Panelists also discussed numerous concerns and challenges with new technologies, particularly artificial intelligence (A.I.). Specific areas needing attention include: unrepresentative datasets/lack of sufficient diversity in data; inadequate investment in professional training and literacy; lack of transparency regarding use of A.I. in health care; bias in algorithms; and over-reliance on A.I. by clinicians and underutilization of proven effective interventions, such as hands-on examination of a patient. As such, panelists agreed that new tools need to be rigorously evaluated and steps need to be taken to ensure that the application of new technologies do not contribute to or deepen health disparities. In particular, panelists concurred that  requiring certain patients (e.g., Medicaid beneficiaries) to wear technologies that track their activities are very worrisome and that patients need to be educated about their rights, privacy, and ability to consent.

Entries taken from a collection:

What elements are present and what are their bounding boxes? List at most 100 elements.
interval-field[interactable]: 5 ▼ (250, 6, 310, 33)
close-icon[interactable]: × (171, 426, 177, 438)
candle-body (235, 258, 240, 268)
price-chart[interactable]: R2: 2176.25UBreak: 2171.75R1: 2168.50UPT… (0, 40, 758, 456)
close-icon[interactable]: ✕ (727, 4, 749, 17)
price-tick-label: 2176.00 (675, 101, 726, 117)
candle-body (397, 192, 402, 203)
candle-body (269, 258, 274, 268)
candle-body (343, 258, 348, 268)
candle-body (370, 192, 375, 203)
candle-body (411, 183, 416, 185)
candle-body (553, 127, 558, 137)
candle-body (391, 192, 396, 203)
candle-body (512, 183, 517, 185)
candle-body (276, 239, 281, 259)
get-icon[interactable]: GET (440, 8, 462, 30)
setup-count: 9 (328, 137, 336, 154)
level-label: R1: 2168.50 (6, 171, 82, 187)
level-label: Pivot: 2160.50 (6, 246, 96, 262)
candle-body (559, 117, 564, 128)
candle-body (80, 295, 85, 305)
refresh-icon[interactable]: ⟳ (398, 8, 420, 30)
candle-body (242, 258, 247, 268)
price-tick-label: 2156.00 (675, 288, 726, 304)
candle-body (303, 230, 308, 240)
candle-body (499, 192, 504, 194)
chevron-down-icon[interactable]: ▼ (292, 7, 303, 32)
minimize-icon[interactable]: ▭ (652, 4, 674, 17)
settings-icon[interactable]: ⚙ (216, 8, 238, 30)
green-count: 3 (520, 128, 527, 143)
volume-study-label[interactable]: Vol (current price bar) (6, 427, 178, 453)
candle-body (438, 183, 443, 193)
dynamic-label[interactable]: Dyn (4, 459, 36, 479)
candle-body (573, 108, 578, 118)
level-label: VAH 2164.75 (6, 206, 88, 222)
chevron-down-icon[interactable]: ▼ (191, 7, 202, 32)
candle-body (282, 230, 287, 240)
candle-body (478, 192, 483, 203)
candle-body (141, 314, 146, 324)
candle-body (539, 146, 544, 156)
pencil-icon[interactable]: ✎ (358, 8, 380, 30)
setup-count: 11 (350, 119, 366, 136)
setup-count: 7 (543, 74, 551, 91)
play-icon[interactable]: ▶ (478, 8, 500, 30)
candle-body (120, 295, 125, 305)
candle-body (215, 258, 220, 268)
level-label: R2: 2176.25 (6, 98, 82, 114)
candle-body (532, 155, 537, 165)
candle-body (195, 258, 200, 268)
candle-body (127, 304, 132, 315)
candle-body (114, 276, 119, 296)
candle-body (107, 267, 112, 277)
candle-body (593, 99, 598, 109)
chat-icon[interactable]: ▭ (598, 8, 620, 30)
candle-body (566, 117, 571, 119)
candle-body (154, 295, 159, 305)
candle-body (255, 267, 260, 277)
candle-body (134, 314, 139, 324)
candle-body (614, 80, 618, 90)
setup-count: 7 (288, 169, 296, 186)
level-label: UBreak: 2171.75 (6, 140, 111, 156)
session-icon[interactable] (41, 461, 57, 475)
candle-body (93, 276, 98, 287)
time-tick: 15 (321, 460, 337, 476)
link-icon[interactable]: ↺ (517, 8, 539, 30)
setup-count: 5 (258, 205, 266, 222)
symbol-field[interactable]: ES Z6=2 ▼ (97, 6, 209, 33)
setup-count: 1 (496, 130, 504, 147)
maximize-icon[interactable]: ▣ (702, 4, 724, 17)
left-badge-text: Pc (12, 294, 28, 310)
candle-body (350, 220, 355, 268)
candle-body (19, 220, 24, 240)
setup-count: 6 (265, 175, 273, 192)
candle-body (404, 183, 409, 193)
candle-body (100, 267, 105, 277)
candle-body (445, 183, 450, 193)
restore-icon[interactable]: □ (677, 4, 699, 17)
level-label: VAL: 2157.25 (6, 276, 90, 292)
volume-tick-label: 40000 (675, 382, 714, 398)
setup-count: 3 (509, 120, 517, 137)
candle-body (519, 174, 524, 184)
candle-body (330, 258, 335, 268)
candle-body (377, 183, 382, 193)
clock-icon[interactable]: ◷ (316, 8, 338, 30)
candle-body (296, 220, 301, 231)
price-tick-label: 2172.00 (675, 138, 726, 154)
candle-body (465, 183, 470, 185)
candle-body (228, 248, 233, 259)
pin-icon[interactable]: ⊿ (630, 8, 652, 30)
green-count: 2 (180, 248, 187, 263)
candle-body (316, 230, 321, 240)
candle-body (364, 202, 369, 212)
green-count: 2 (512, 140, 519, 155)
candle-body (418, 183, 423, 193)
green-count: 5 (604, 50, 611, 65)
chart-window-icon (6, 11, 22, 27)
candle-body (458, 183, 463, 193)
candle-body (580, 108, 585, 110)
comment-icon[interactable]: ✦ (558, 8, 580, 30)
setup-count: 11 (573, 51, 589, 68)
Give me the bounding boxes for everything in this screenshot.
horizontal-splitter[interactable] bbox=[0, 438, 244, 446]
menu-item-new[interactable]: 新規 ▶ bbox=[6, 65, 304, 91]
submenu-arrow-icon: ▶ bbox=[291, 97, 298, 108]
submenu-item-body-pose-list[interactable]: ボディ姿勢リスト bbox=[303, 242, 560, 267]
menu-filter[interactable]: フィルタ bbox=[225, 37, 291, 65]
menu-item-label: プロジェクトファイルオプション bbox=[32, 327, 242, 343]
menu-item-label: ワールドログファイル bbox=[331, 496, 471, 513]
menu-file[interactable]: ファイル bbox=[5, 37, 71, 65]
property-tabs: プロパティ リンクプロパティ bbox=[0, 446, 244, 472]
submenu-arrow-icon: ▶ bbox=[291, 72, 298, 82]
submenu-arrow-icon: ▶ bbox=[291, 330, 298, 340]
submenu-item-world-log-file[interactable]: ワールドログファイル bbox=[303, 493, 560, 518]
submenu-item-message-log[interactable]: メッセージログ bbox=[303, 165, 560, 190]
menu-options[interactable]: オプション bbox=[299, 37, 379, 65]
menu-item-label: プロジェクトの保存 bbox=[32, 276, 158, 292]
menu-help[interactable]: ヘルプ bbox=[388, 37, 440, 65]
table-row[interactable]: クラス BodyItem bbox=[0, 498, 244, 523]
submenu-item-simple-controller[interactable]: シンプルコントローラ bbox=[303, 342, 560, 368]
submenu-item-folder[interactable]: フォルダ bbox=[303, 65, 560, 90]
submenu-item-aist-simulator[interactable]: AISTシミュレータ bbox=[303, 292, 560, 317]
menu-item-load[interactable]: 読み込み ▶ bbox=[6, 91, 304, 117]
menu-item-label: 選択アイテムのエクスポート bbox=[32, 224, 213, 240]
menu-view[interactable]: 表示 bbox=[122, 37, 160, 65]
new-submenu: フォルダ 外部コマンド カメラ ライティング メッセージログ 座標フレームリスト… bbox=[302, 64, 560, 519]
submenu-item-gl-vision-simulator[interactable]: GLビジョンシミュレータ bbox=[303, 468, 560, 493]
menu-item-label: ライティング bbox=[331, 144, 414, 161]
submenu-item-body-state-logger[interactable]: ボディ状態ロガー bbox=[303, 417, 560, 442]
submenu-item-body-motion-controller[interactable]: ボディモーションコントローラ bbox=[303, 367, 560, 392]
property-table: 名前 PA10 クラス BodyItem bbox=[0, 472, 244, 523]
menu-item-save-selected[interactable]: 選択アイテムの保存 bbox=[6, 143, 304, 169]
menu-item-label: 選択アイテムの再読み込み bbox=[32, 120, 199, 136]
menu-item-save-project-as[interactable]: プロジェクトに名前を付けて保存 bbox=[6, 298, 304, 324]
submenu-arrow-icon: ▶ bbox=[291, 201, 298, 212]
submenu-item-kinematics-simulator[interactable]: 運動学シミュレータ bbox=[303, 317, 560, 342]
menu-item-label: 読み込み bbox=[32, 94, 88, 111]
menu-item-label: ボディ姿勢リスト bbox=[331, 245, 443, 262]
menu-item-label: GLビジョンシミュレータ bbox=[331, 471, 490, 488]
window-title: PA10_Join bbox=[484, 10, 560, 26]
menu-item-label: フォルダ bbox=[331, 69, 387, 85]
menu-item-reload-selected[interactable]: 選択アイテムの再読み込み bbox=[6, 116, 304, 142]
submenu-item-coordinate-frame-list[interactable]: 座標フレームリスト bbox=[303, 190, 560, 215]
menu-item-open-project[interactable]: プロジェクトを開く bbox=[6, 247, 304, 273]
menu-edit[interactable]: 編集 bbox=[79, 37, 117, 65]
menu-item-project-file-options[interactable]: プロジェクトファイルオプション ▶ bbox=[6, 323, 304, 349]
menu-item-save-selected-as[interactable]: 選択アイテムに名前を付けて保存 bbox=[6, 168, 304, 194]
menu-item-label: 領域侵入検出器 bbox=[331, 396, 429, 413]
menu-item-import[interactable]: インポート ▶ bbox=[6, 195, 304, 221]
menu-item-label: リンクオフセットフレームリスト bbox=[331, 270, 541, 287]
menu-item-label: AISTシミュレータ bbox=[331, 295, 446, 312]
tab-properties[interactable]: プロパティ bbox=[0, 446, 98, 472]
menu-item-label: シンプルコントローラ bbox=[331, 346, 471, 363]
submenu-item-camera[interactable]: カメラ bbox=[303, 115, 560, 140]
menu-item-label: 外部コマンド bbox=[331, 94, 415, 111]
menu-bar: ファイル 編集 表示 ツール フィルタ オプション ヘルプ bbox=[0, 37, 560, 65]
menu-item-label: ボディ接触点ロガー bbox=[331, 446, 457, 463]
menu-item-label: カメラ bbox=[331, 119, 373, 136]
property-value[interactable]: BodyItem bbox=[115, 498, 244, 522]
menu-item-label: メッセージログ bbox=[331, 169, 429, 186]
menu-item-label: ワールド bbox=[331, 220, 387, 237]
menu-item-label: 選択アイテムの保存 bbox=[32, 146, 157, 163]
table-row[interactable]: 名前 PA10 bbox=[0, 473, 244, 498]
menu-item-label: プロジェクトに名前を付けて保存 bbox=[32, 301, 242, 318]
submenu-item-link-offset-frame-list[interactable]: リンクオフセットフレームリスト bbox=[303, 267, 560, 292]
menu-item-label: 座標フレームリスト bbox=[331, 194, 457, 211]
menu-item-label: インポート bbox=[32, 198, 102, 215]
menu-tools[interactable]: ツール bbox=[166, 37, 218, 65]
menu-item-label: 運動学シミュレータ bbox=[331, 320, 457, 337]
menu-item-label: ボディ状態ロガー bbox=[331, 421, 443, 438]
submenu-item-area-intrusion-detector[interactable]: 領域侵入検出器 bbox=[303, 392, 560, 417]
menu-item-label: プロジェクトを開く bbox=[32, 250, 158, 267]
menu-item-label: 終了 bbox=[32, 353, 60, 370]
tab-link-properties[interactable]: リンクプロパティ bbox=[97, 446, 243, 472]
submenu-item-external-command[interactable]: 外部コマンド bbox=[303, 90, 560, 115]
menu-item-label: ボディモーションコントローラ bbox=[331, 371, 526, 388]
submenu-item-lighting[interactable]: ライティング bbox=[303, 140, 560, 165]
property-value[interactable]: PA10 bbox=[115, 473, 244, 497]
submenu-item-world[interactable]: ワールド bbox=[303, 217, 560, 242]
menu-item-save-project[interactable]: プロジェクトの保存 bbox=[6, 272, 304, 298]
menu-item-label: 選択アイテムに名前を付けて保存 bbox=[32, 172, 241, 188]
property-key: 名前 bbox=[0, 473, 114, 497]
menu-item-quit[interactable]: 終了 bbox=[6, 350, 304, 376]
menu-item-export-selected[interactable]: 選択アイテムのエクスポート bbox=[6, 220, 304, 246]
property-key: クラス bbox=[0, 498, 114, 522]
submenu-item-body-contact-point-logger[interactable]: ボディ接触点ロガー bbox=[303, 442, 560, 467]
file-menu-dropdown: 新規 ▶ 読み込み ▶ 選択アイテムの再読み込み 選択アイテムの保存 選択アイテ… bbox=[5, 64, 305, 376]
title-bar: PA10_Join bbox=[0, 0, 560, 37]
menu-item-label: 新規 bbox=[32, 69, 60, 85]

## [GOAL OF THE EXERCISE]
Translate this sentence from the text on A.I. in health care into Spanish: "Panelists also discussed numerous concerns and challenges with new technologies, particularly artificial intelligence (A.I.)."

## [EXPECTED ANSWER]
Los panelistas también analizaron numerosas preocupaciones y desafíos relacionados con las nuevas tecnologías, en particular la inteligencia artificial (IA).